*PROMPT:* Reply with one number only: the count of lines below that contain the word "type".

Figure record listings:
= = = = = = =
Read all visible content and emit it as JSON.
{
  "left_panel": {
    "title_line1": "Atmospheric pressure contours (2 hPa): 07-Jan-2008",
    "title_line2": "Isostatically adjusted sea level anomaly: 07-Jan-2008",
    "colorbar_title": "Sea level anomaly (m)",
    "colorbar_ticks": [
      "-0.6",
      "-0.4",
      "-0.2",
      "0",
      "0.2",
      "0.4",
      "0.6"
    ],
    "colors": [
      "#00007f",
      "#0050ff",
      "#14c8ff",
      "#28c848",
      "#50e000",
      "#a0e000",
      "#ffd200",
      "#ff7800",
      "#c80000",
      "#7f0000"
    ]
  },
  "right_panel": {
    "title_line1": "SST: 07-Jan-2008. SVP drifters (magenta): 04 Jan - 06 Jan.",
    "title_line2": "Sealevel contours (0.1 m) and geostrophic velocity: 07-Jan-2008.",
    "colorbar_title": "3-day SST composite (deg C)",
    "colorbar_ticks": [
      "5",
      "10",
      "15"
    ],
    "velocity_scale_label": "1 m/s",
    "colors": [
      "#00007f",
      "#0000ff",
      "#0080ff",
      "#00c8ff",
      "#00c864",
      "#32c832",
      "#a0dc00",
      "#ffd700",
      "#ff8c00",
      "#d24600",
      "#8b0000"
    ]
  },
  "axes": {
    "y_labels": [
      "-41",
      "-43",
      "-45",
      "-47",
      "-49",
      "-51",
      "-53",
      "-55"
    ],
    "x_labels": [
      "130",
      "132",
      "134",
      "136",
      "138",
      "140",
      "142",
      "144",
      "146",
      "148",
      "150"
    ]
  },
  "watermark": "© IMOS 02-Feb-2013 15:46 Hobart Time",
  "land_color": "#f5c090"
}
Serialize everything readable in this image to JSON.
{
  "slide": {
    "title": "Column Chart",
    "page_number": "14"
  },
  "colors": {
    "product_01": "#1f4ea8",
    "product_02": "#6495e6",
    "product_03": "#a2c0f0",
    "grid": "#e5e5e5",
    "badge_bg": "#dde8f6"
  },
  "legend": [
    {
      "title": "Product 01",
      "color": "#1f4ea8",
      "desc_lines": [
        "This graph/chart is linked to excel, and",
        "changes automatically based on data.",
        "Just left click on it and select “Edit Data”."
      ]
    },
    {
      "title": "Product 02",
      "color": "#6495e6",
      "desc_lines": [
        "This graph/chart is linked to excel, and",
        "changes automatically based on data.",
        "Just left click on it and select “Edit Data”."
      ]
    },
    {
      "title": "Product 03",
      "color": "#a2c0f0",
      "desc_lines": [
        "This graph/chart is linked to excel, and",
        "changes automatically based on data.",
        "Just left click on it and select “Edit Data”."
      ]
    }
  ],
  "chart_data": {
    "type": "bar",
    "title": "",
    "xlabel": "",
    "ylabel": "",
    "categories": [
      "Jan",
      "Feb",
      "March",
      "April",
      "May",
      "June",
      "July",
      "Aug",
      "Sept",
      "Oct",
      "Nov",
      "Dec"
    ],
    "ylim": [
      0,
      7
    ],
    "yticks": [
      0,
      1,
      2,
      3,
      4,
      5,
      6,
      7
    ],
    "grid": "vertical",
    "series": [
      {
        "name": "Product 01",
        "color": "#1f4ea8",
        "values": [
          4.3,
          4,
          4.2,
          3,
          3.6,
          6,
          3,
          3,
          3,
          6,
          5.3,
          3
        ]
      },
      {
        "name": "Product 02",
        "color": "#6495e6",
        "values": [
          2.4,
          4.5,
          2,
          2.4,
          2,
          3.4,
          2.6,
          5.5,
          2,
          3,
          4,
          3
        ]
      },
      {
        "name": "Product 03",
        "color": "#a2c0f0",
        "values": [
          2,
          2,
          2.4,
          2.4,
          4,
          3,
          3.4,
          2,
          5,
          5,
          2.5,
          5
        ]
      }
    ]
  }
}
= = = = = = =
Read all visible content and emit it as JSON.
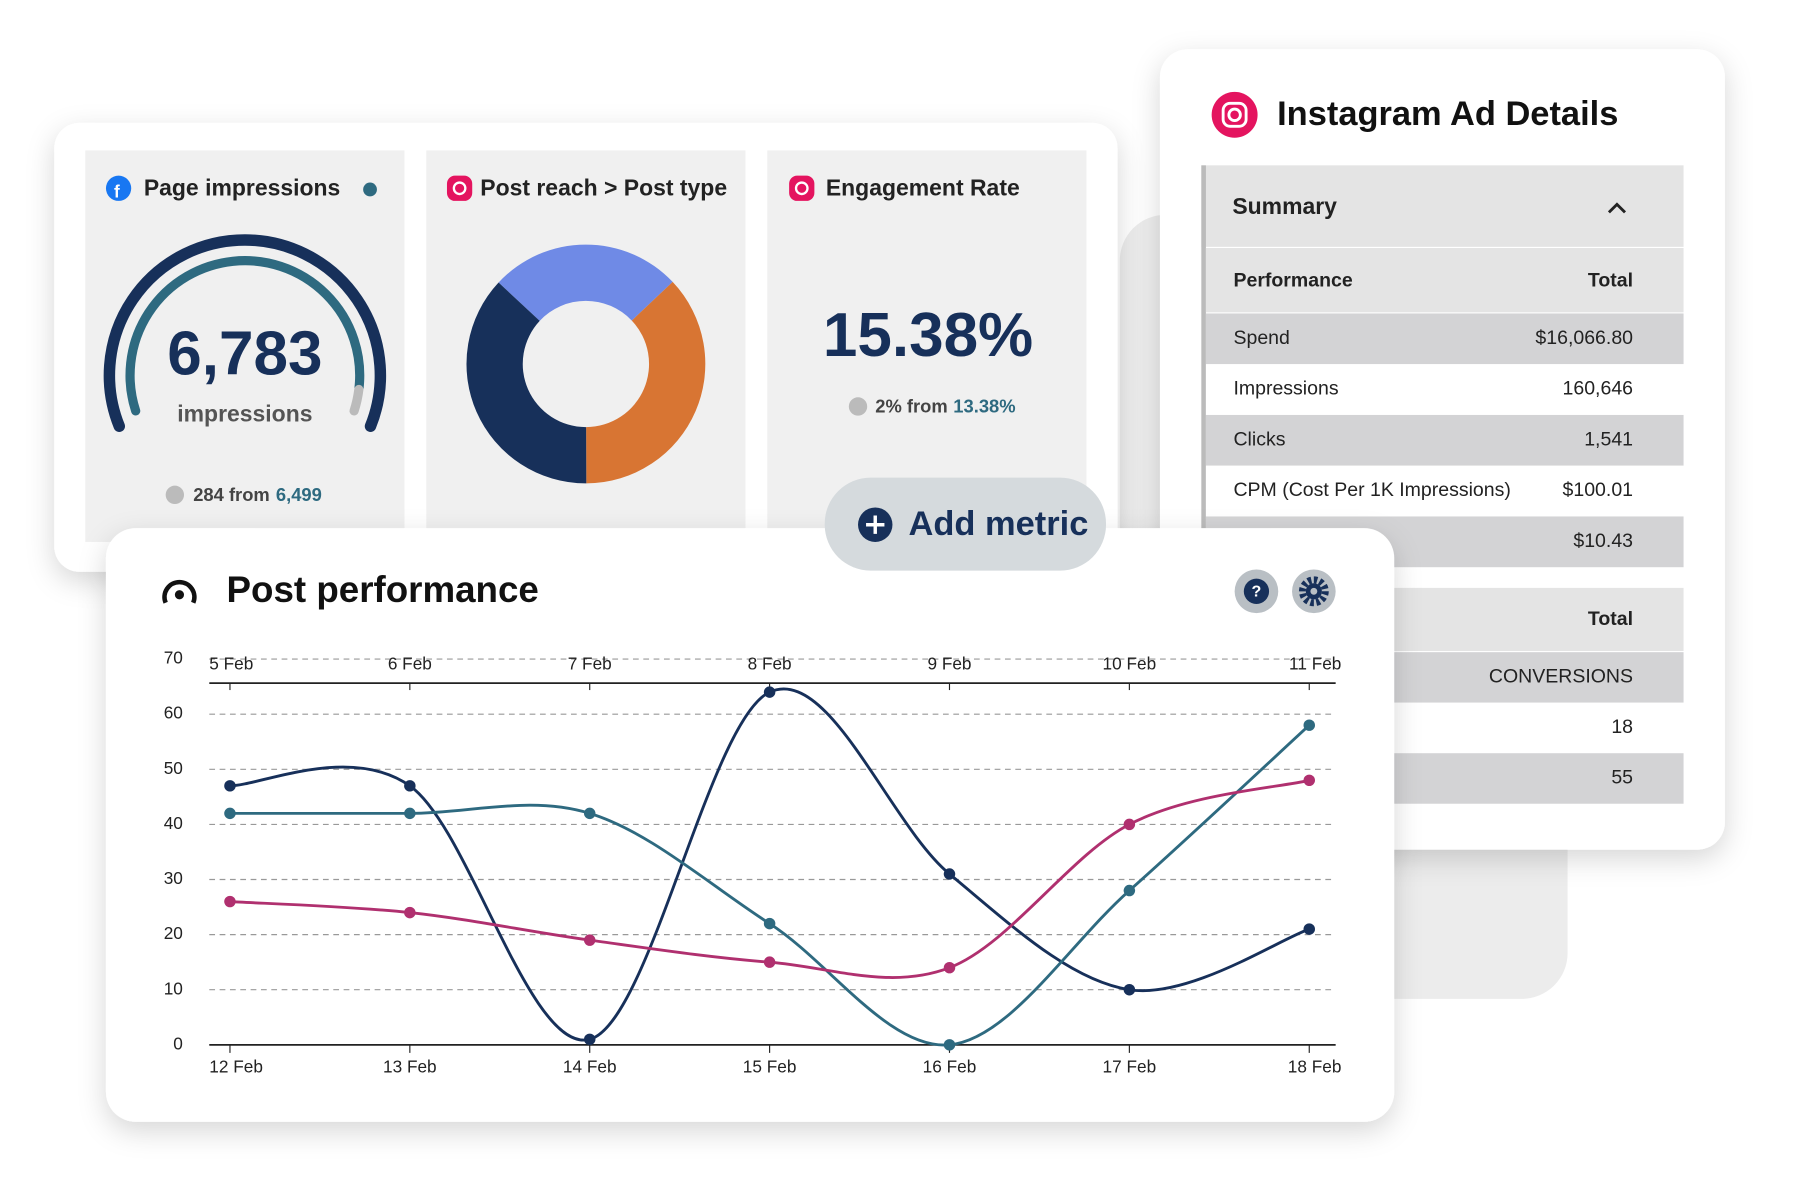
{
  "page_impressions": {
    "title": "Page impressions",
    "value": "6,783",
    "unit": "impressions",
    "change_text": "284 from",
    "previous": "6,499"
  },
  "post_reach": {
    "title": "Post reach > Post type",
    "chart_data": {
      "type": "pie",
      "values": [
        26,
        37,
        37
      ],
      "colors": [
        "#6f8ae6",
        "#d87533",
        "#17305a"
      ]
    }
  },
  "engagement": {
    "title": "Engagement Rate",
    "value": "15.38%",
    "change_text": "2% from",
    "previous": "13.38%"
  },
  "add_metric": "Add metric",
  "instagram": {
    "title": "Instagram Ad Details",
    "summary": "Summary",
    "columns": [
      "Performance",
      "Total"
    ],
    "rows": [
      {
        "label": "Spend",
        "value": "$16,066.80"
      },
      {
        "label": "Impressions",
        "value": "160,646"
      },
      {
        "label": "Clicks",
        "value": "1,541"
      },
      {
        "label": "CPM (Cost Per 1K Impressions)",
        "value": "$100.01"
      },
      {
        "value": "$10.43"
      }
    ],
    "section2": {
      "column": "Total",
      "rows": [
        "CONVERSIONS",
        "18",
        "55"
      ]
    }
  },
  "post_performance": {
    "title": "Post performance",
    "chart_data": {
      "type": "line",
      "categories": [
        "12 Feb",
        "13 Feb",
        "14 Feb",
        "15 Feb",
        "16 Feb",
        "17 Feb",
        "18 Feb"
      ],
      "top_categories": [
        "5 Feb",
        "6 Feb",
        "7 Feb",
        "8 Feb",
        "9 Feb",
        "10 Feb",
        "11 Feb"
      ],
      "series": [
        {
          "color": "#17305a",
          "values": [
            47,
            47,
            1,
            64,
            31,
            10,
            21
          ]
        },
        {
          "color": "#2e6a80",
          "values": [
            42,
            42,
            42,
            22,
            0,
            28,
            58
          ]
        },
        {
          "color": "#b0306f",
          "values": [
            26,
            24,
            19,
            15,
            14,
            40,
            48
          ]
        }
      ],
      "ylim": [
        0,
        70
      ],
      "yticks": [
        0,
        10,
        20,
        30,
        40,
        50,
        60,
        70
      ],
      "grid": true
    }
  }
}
= = = = = = =
*TASK RESULT:* 4